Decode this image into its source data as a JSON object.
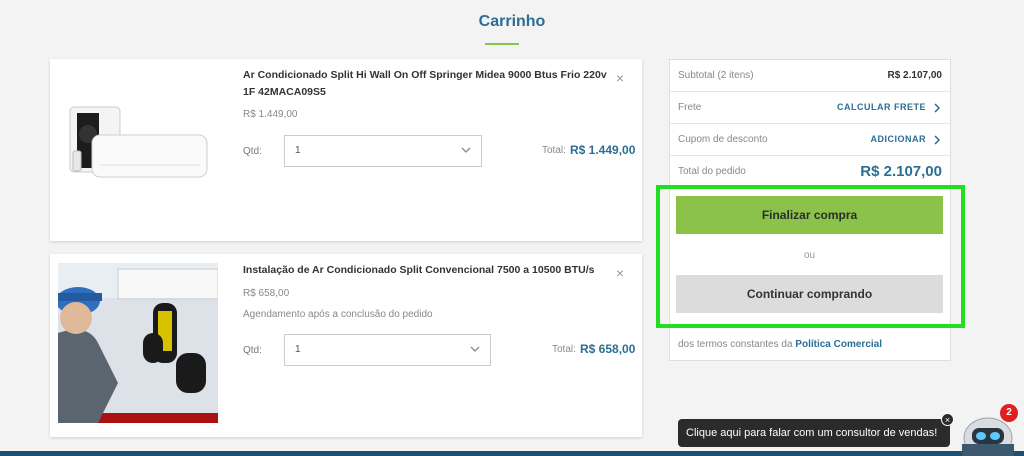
{
  "page": {
    "title": "Carrinho"
  },
  "items": [
    {
      "name": "Ar Condicionado Split Hi Wall On Off Springer Midea 9000 Btus Frio 220v 1F 42MACA09S5",
      "unit_price": "R$ 1.449,00",
      "note": "",
      "qty_label": "Qtd:",
      "qty": "1",
      "total_label": "Total:",
      "total": "R$ 1.449,00",
      "remove": "×",
      "image": "air-conditioner-product-image"
    },
    {
      "name": "Instalação de Ar Condicionado Split Convencional 7500 a 10500 BTU/s",
      "unit_price": "R$ 658,00",
      "note": "Agendamento após a conclusão do pedido",
      "qty_label": "Qtd:",
      "qty": "1",
      "total_label": "Total:",
      "total": "R$ 658,00",
      "remove": "×",
      "image": "technician-installation-image"
    }
  ],
  "summary": {
    "subtotal_label": "Subtotal (2 itens)",
    "subtotal_value": "R$ 2.107,00",
    "freight_label": "Frete",
    "freight_action": "CALCULAR FRETE",
    "coupon_label": "Cupom de desconto",
    "coupon_action": "ADICIONAR",
    "total_label": "Total do pedido",
    "total_value": "R$ 2.107,00"
  },
  "actions": {
    "finalize": "Finalizar compra",
    "or": "ou",
    "continue": "Continuar comprando"
  },
  "terms": {
    "prefix": "dos termos constantes da",
    "link": "Política Comercial"
  },
  "chat": {
    "message": "Clique aqui para falar com um consultor de vendas!",
    "close": "×",
    "badge": "2"
  },
  "colors": {
    "accent_blue": "#2a6f93",
    "finalize_green": "#8bc34a",
    "highlight_outline": "#22dd22",
    "bottom_bar": "#1d4f73"
  }
}
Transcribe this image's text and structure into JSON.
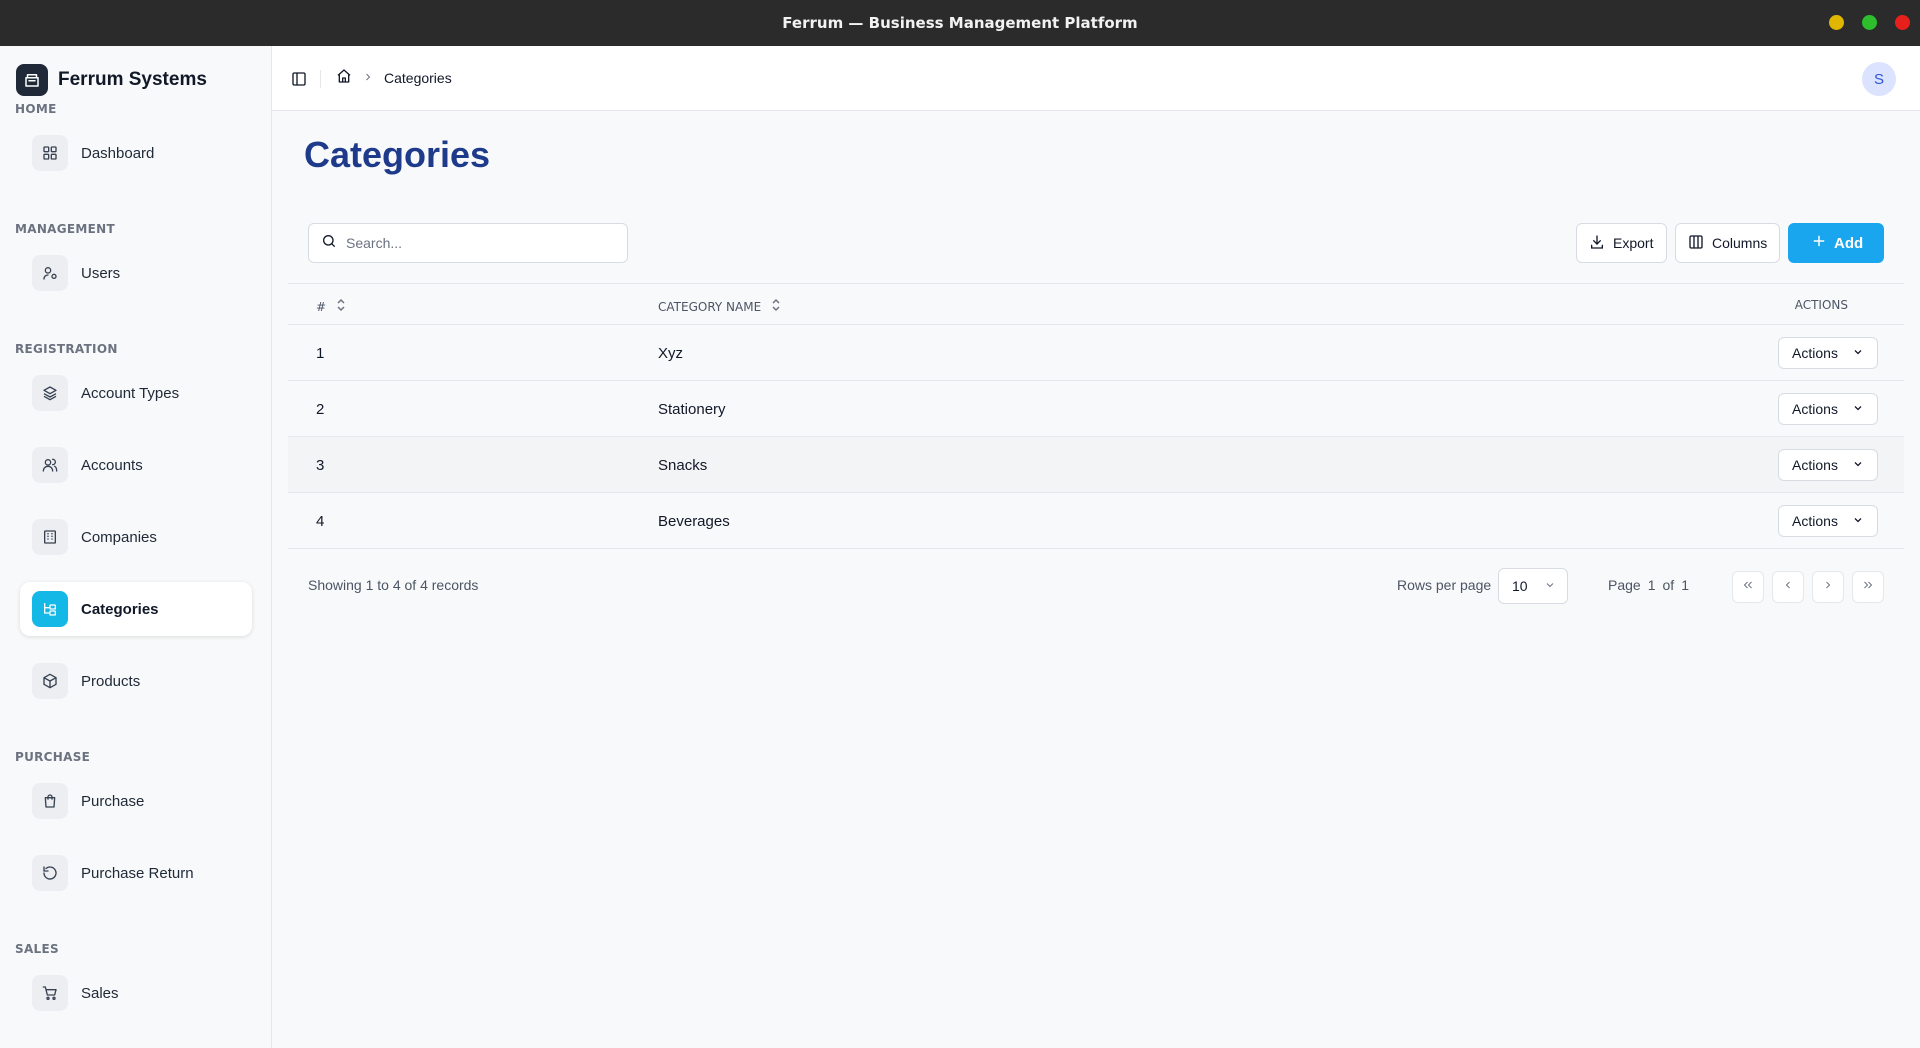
{
  "window": {
    "title": "Ferrum — Business Management Platform",
    "controls": [
      {
        "name": "minimize",
        "color": "#e0b600"
      },
      {
        "name": "maximize",
        "color": "#2dbd2d"
      },
      {
        "name": "close",
        "color": "#e8201b"
      }
    ]
  },
  "brand": {
    "name": "Ferrum Systems",
    "icon": "store-icon"
  },
  "sidebar": {
    "sections": {
      "home": "HOME",
      "management": "MANAGEMENT",
      "registration": "REGISTRATION",
      "purchase": "PURCHASE",
      "sales": "SALES"
    },
    "items": [
      {
        "label": "Dashboard",
        "icon": "grid-icon"
      },
      {
        "label": "Users",
        "icon": "user-settings-icon"
      },
      {
        "label": "Account Types",
        "icon": "layers-icon"
      },
      {
        "label": "Accounts",
        "icon": "users-icon"
      },
      {
        "label": "Companies",
        "icon": "building-icon"
      },
      {
        "label": "Categories",
        "icon": "category-tree-icon",
        "active": true
      },
      {
        "label": "Products",
        "icon": "box-icon"
      },
      {
        "label": "Purchase",
        "icon": "shopping-bag-icon"
      },
      {
        "label": "Purchase Return",
        "icon": "rotate-ccw-icon"
      },
      {
        "label": "Sales",
        "icon": "cart-icon"
      }
    ]
  },
  "header": {
    "breadcrumb": {
      "current": "Categories"
    },
    "avatar_initial": "S"
  },
  "page": {
    "title": "Categories",
    "search_placeholder": "Search...",
    "export_label": "Export",
    "columns_label": "Columns",
    "add_label": "Add"
  },
  "table": {
    "headers": {
      "index": "#",
      "name": "CATEGORY NAME",
      "actions": "ACTIONS"
    },
    "rows": [
      {
        "index": "1",
        "name": "Xyz",
        "action": "Actions"
      },
      {
        "index": "2",
        "name": "Stationery",
        "action": "Actions"
      },
      {
        "index": "3",
        "name": "Snacks",
        "action": "Actions"
      },
      {
        "index": "4",
        "name": "Beverages",
        "action": "Actions"
      }
    ]
  },
  "pagination": {
    "records_text": "Showing 1 to 4 of 4 records",
    "rows_per_page_label": "Rows per page",
    "rows_per_page_value": "10",
    "page_label": "Page",
    "page_current": "1",
    "page_of": "of",
    "page_total": "1"
  },
  "colors": {
    "accent": "#19a6ee",
    "title": "#1e3a8a",
    "active_icon": "#14b8e6"
  }
}
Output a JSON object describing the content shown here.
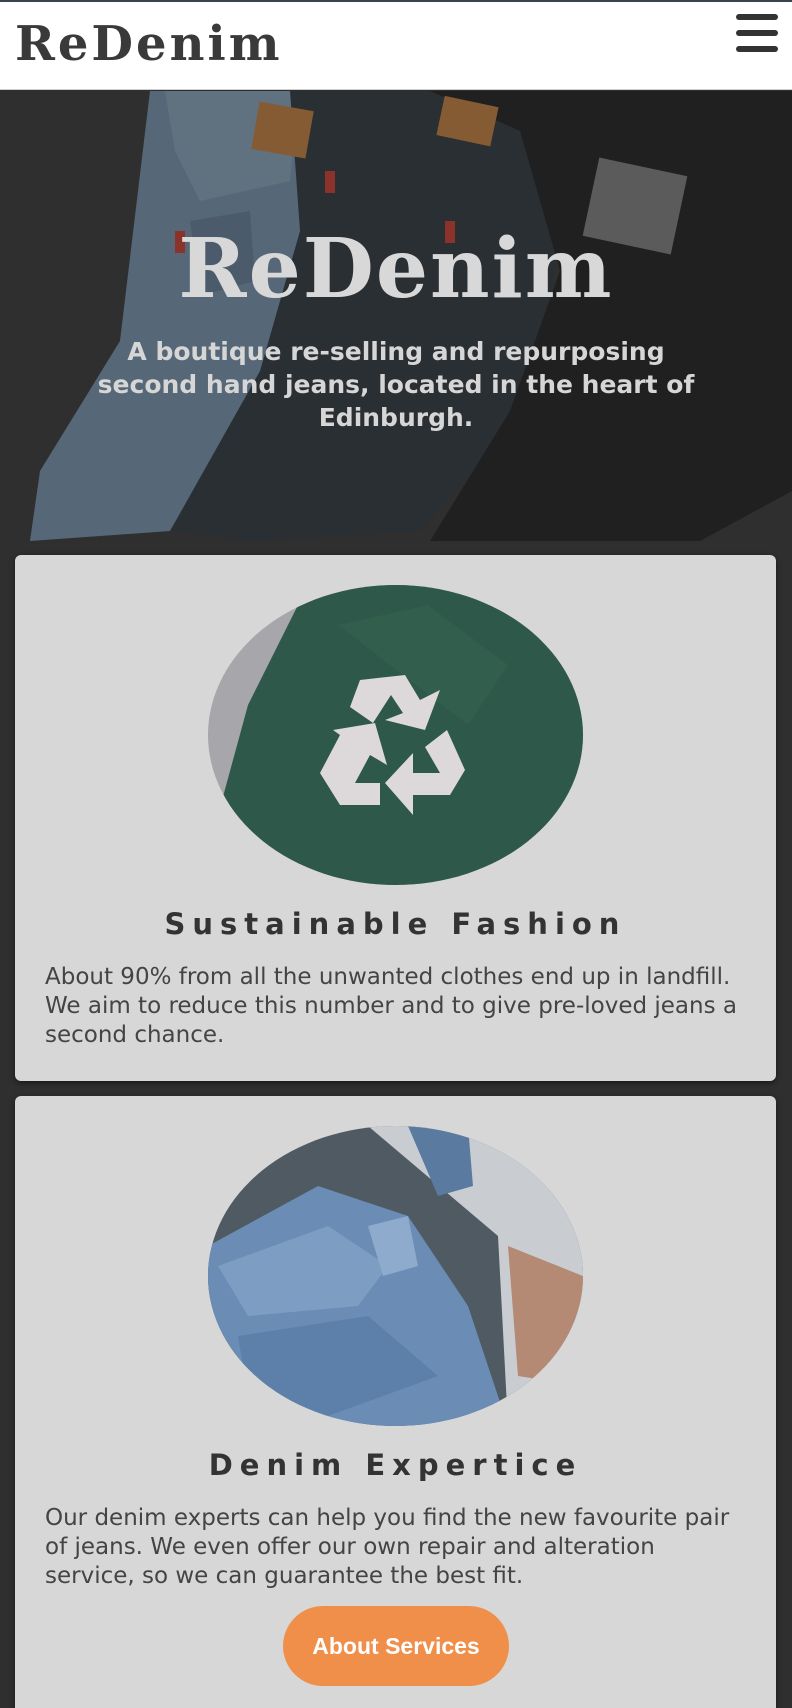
{
  "header": {
    "logo": "ReDenim",
    "menu_icon": "hamburger-menu-icon"
  },
  "hero": {
    "title": "ReDenim",
    "tagline": "A boutique re-selling and repurposing second hand jeans, located in the heart of Edinburgh."
  },
  "cards": [
    {
      "title": "Sustainable Fashion",
      "text": "About 90% from all the unwanted clothes end up in landfill. We aim to reduce this number and to give pre-loved jeans a second chance.",
      "image_icon": "recycle-icon"
    },
    {
      "title": "Denim Expertice",
      "text": "Our denim experts can help you find the new favourite pair of jeans. We even offer our own repair and alteration service, so we can guarantee the best fit.",
      "button_label": "About Services"
    }
  ],
  "colors": {
    "accent": "#ef8f4a",
    "card_bg": "#d7d7d7",
    "page_bg": "#2f2f2f",
    "nav_bg": "#ffffff"
  }
}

========================

== WORK TO DO ==
Skip the pictures and retype exactly the lines from the one that contains "Output a JSON" to the last line of the records.

== CORRECT RESPONSE ==
Output a JSON object describing the content shown here.
{
  "header": {
    "logo": "ReDenim",
    "menu_icon": "hamburger-menu-icon"
  },
  "hero": {
    "title": "ReDenim",
    "tagline": "A boutique re-selling and repurposing second hand jeans, located in the heart of Edinburgh."
  },
  "cards": [
    {
      "title": "Sustainable Fashion",
      "text": "About 90% from all the unwanted clothes end up in landfill. We aim to reduce this number and to give pre-loved jeans a second chance.",
      "image_icon": "recycle-icon"
    },
    {
      "title": "Denim Expertice",
      "text": "Our denim experts can help you find the new favourite pair of jeans. We even offer our own repair and alteration service, so we can guarantee the best fit.",
      "button_label": "About Services"
    }
  ],
  "colors": {
    "accent": "#ef8f4a",
    "card_bg": "#d7d7d7",
    "page_bg": "#2f2f2f",
    "nav_bg": "#ffffff"
  }
}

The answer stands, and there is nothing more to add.